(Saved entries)
* BEGIN *
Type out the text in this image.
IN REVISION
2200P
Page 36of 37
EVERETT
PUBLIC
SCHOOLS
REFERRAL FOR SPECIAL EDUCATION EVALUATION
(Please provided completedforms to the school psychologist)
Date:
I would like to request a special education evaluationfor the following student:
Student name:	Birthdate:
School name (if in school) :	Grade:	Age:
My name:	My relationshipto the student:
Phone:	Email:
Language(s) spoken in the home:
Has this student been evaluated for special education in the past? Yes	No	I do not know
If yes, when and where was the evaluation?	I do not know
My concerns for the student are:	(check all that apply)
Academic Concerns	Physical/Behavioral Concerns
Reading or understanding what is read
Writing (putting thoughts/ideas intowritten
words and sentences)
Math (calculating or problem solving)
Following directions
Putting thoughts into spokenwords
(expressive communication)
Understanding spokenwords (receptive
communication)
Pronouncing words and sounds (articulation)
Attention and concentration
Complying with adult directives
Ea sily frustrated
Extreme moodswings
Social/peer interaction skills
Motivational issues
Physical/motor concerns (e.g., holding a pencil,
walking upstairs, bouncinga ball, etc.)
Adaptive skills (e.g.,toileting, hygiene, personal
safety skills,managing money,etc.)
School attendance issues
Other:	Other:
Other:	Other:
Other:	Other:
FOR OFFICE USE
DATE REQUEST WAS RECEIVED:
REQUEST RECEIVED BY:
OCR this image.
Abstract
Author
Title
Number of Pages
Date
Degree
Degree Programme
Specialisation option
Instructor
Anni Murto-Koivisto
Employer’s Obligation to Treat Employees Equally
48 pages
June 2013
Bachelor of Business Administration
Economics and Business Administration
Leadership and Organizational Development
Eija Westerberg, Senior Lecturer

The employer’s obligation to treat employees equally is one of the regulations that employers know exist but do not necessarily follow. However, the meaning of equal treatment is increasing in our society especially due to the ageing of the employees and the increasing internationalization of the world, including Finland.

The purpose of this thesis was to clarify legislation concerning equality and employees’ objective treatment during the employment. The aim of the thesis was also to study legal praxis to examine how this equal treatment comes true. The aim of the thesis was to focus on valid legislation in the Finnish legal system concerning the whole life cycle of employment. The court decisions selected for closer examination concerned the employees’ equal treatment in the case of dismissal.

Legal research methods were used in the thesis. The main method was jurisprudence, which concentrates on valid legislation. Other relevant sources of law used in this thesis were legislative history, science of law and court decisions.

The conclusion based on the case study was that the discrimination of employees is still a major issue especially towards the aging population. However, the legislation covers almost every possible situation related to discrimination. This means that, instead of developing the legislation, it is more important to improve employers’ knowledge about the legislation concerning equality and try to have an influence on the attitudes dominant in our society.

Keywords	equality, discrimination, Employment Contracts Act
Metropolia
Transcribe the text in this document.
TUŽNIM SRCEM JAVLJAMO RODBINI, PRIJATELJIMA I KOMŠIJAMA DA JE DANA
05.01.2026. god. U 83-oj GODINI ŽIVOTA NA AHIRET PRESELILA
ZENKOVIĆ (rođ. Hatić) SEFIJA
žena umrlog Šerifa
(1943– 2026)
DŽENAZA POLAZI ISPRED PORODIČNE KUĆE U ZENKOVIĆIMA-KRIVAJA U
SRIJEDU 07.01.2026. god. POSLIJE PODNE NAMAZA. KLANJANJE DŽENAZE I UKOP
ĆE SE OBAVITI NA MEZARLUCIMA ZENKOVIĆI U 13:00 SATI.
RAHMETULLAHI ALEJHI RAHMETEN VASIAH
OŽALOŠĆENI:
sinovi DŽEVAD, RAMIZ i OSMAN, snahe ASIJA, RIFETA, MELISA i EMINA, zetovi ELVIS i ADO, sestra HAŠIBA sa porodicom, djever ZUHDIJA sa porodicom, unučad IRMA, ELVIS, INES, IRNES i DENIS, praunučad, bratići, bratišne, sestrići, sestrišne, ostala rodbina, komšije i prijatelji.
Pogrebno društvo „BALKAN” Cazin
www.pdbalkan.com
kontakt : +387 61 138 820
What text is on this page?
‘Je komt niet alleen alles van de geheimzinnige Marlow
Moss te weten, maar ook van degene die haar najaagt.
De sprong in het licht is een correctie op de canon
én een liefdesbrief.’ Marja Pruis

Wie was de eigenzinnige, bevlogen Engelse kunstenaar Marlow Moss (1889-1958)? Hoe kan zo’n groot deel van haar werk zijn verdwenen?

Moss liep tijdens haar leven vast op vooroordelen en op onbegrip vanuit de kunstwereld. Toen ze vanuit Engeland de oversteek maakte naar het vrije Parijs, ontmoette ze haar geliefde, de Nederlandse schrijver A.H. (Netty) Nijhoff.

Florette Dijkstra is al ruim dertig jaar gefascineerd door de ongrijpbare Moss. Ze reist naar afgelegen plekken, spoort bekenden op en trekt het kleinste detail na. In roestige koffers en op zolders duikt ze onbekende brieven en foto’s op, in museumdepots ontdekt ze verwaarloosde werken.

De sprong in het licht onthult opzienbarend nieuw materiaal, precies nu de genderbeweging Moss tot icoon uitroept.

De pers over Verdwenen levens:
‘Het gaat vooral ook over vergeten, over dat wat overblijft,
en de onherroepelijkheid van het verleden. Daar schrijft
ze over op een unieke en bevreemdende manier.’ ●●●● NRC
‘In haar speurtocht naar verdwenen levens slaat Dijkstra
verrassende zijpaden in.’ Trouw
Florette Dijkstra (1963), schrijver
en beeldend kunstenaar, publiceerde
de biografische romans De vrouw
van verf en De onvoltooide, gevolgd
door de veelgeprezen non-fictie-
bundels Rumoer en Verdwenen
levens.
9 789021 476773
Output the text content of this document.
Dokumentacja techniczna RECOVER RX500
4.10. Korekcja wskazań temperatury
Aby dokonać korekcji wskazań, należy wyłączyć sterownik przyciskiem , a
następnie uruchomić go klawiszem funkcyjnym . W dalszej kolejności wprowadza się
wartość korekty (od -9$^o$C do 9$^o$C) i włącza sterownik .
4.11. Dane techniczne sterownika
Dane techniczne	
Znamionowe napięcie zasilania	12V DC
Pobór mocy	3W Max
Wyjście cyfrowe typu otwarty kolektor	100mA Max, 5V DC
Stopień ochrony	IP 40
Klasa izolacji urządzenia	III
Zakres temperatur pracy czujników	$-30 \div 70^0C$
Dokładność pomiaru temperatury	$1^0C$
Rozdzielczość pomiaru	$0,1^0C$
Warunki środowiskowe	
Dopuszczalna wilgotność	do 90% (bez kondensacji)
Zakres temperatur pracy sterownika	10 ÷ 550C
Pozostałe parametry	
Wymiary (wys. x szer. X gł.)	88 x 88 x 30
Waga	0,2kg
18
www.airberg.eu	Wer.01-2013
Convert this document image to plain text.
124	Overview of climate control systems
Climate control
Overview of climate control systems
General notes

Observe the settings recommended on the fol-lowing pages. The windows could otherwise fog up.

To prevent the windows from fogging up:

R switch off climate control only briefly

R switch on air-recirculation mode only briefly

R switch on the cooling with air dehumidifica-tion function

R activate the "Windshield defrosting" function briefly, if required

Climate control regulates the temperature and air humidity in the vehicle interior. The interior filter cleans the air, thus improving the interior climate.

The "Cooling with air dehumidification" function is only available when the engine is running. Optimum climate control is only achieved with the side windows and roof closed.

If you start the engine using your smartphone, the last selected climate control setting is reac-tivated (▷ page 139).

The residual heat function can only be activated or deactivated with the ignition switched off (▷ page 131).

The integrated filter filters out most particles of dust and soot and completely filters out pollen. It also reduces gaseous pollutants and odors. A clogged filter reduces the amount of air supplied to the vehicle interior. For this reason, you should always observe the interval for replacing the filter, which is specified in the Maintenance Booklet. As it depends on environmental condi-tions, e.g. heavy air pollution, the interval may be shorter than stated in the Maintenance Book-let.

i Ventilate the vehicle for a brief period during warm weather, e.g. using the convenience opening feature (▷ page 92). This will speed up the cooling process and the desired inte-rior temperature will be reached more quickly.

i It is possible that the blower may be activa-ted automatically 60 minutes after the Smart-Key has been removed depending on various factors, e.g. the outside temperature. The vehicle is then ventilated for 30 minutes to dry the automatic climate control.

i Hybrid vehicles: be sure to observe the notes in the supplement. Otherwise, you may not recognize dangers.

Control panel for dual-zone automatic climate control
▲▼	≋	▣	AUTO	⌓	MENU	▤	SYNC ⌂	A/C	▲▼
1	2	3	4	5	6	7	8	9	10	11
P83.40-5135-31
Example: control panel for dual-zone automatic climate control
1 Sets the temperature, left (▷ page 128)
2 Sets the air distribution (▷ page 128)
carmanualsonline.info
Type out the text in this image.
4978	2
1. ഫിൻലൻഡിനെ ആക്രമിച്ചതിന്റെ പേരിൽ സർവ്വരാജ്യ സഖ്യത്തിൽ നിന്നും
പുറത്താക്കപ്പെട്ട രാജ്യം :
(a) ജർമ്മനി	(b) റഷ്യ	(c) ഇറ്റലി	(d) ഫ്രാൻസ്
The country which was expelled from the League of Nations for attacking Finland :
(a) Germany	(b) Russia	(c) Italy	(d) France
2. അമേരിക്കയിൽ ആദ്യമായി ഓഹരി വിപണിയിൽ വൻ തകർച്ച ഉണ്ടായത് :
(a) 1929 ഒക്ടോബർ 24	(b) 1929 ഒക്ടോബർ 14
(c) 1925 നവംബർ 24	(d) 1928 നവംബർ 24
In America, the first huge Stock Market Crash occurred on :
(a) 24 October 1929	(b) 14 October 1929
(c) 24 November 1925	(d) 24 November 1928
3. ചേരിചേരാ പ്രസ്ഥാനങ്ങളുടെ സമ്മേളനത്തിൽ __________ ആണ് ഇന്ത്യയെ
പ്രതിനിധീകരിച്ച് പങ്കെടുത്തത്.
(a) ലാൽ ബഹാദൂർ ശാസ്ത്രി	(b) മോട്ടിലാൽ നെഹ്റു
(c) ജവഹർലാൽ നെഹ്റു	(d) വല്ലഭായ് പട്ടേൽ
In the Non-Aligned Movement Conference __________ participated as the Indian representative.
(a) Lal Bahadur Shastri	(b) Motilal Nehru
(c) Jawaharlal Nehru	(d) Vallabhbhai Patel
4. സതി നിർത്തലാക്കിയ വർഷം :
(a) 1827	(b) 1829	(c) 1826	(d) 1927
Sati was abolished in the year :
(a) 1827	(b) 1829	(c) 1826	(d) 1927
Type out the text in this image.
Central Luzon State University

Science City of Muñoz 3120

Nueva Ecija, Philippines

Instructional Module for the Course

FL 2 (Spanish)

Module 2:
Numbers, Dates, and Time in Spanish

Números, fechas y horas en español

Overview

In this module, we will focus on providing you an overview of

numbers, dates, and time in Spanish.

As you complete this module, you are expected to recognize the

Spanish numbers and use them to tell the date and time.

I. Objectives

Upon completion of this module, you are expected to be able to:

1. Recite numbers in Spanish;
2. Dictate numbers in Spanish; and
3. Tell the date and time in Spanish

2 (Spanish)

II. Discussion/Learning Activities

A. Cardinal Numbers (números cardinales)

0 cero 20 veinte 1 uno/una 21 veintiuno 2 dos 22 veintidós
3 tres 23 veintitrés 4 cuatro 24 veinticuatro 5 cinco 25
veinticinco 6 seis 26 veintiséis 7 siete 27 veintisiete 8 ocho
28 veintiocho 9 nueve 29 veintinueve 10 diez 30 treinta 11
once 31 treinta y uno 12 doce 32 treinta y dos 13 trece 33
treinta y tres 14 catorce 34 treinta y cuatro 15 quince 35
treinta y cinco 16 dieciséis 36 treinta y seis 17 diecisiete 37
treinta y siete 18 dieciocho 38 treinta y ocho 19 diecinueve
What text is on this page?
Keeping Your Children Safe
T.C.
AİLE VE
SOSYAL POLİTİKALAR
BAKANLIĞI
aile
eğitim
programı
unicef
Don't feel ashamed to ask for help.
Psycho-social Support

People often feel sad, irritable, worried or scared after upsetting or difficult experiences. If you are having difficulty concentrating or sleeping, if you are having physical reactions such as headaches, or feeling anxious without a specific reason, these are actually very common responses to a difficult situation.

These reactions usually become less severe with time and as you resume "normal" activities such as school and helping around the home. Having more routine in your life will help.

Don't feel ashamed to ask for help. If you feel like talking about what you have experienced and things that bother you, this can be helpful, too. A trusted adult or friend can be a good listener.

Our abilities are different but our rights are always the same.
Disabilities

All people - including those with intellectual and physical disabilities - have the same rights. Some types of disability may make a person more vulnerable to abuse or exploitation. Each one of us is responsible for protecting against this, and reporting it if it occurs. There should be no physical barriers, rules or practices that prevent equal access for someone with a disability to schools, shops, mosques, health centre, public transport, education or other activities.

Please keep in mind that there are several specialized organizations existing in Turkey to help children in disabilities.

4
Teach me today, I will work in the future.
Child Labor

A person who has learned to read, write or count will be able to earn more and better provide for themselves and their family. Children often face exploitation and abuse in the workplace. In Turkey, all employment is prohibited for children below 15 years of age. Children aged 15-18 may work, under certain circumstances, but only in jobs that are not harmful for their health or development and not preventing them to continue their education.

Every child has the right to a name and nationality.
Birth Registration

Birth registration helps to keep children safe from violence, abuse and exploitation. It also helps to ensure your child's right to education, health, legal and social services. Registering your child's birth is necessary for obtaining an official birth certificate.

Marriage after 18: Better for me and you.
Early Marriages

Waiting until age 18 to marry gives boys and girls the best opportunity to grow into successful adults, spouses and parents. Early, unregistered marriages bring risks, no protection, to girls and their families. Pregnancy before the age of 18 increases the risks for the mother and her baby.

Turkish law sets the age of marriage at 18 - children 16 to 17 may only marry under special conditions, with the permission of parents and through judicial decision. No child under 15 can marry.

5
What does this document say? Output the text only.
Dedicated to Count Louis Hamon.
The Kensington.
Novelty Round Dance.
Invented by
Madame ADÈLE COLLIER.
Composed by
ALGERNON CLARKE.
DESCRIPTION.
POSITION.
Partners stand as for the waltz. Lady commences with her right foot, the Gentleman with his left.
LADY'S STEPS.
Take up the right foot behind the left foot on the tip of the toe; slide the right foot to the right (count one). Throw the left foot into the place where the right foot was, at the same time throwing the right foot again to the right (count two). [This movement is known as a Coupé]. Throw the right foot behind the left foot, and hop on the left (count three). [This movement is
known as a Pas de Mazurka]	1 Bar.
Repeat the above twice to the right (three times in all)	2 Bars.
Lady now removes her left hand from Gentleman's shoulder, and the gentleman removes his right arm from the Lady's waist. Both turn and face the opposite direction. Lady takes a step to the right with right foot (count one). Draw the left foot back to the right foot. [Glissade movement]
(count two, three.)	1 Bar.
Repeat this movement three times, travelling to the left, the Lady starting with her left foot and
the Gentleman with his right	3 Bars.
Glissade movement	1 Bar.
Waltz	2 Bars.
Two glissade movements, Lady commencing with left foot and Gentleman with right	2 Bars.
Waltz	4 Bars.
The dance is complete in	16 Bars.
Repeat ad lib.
* END *
-- What to work on --
Check each line above for the word "automatic" and copy the ones that have it.

-- Full answer --
i It is possible that the blower may be activa-ted automatically 60 minutes after the Smart-Key has been removed depending on various factors, e.g. the outside temperature. The vehicle is then ventilated for 30 minutes to dry the automatic climate control.
Control panel for dual-zone automatic climate control
Example: control panel for dual-zone automatic climate control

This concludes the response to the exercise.